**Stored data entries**

○ ○ ○ ○ ○ ○ ○

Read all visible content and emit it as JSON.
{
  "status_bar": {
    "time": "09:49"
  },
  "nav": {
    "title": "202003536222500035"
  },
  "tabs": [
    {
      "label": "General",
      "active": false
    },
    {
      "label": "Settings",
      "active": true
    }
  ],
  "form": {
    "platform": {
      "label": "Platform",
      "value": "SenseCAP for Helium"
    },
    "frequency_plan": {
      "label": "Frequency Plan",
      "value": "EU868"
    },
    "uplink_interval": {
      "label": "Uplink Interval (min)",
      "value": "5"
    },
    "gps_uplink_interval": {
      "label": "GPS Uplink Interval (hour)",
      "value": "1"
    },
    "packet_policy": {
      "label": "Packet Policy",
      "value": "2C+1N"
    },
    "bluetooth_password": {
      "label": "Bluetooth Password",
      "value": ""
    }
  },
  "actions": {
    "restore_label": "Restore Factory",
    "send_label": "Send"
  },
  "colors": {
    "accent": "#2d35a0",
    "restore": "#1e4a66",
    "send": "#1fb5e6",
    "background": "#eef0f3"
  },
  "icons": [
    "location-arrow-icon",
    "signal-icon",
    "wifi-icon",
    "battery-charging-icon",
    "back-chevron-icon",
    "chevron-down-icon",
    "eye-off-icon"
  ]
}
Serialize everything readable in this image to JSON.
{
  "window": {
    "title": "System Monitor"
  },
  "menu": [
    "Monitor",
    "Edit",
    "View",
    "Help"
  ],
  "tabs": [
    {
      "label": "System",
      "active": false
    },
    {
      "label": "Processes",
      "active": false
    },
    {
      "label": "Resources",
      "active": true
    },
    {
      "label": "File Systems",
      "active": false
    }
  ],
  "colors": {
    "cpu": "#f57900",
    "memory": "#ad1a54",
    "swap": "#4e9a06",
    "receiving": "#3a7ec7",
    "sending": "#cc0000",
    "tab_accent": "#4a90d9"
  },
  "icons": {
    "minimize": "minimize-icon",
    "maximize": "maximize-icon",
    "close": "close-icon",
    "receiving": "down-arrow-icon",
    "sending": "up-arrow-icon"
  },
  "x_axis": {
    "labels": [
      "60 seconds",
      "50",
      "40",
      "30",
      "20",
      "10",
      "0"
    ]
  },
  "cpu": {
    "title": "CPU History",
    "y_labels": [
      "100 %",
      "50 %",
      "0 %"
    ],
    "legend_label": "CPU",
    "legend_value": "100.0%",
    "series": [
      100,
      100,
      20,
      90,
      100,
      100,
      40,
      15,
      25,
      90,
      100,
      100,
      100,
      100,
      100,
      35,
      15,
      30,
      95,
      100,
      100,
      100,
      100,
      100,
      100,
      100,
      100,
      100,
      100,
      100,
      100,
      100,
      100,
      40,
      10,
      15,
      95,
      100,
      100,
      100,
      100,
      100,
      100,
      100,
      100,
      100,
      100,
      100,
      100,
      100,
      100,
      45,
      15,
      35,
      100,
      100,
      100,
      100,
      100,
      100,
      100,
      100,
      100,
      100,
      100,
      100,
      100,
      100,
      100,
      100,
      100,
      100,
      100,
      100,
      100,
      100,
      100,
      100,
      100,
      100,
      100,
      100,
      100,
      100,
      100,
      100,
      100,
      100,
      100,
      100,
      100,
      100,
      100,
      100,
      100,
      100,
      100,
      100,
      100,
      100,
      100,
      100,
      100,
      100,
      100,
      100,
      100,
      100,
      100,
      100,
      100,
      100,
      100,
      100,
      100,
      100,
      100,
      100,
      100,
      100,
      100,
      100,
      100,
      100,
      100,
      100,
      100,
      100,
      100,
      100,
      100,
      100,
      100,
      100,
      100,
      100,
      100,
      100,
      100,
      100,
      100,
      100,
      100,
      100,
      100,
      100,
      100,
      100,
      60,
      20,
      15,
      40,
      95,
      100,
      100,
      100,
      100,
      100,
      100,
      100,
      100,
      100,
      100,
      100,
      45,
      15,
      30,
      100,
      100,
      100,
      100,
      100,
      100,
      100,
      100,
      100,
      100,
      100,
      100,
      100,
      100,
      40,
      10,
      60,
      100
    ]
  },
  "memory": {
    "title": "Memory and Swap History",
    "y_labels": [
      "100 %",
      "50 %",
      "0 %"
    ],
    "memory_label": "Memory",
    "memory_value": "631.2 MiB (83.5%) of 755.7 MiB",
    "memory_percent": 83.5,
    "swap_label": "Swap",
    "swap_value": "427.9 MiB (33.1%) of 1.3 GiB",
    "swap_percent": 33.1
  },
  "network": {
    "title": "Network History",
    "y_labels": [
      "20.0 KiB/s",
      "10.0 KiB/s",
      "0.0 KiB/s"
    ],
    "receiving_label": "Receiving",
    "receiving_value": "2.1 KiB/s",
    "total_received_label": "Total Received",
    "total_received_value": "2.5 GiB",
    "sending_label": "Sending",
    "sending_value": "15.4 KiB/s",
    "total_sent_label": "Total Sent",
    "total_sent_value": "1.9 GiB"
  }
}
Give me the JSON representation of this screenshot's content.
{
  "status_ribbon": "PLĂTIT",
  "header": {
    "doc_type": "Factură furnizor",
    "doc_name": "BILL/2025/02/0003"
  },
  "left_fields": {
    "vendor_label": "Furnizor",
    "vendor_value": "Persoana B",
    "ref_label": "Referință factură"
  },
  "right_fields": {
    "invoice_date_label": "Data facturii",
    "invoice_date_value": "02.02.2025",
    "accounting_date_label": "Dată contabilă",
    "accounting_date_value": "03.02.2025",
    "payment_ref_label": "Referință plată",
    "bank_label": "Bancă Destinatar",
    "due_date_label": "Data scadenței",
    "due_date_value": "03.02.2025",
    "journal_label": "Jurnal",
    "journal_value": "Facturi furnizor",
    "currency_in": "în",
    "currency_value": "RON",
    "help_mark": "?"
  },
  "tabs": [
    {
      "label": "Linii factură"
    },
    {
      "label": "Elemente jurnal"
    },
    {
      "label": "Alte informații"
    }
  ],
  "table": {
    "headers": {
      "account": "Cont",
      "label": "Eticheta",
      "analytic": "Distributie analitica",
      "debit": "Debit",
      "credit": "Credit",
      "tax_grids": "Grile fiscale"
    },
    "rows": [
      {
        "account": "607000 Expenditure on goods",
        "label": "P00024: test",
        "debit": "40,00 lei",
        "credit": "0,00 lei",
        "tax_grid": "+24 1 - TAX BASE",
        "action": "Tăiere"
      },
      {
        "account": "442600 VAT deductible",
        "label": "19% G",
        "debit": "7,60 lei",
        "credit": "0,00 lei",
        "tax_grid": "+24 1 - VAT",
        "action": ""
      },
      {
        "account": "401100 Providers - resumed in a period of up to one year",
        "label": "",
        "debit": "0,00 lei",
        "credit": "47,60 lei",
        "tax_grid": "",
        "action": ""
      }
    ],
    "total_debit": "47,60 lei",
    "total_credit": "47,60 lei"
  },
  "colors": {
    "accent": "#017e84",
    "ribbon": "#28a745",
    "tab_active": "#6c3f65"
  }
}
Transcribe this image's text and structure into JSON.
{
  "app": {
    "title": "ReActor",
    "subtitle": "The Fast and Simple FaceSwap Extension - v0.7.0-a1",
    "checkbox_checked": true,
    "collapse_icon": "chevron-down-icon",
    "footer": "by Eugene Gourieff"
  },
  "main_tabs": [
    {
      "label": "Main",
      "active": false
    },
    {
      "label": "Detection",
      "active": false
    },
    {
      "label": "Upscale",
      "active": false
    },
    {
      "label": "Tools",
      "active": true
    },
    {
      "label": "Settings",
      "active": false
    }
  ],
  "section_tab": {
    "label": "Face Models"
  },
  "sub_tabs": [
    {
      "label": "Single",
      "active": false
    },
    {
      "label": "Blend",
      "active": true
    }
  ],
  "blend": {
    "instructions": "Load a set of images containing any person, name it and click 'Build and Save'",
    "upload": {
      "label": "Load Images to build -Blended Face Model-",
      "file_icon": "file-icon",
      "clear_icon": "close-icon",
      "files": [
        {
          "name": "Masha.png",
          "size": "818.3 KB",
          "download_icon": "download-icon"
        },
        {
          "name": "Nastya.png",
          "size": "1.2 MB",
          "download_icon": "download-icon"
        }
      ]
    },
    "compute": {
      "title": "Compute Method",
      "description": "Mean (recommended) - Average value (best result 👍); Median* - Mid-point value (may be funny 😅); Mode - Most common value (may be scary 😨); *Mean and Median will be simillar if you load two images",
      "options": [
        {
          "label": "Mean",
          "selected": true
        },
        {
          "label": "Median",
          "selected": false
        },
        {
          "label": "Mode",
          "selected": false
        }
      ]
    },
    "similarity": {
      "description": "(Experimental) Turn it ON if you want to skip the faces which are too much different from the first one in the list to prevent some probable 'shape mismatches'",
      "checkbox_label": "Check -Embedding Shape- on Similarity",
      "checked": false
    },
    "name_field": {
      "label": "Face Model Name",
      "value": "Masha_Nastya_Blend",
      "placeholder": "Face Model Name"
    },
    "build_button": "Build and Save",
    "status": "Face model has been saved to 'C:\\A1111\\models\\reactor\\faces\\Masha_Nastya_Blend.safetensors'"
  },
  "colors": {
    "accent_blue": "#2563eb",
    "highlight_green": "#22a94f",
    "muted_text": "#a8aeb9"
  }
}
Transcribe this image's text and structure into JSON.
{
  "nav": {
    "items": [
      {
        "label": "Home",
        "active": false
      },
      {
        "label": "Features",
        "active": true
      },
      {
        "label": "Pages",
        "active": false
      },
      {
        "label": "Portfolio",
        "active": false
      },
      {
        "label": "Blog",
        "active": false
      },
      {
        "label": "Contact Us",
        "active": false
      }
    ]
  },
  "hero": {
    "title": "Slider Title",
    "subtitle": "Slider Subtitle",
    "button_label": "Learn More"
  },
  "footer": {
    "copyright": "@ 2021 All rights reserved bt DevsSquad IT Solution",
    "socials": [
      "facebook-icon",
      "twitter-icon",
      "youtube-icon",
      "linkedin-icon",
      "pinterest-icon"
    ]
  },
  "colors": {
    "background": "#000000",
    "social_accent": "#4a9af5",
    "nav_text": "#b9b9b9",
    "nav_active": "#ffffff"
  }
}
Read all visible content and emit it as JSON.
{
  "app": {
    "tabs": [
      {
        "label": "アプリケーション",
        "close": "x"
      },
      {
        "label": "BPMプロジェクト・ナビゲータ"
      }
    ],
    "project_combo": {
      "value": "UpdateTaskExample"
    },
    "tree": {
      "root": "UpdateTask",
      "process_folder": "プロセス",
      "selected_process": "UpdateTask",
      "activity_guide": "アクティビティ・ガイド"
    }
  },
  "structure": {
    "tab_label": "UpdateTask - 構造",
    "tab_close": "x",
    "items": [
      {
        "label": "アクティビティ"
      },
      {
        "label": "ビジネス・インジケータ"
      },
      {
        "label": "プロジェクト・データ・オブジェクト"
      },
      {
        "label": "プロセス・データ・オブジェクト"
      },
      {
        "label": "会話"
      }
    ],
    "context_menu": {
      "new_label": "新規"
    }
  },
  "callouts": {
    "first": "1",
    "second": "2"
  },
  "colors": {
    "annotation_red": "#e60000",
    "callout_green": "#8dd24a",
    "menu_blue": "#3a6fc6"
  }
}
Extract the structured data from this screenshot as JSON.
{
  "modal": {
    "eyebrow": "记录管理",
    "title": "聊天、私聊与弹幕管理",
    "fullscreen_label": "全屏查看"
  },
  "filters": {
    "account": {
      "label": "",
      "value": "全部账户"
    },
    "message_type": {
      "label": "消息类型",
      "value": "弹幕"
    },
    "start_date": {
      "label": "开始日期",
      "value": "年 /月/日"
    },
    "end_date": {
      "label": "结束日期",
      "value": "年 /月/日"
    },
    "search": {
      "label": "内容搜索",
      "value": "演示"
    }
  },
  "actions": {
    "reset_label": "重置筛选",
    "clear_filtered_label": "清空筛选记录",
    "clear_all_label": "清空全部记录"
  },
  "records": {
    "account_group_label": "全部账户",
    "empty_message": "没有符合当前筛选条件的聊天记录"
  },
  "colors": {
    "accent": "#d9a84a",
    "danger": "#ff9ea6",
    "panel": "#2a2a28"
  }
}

○ ○ ○ ○ ○ ○ ○

**Written exercise**
Identify which lines contain the word "Slider" and copy each one.

**Exercise answer**
    "title": "Slider Title",
    "subtitle": "Slider Subtitle",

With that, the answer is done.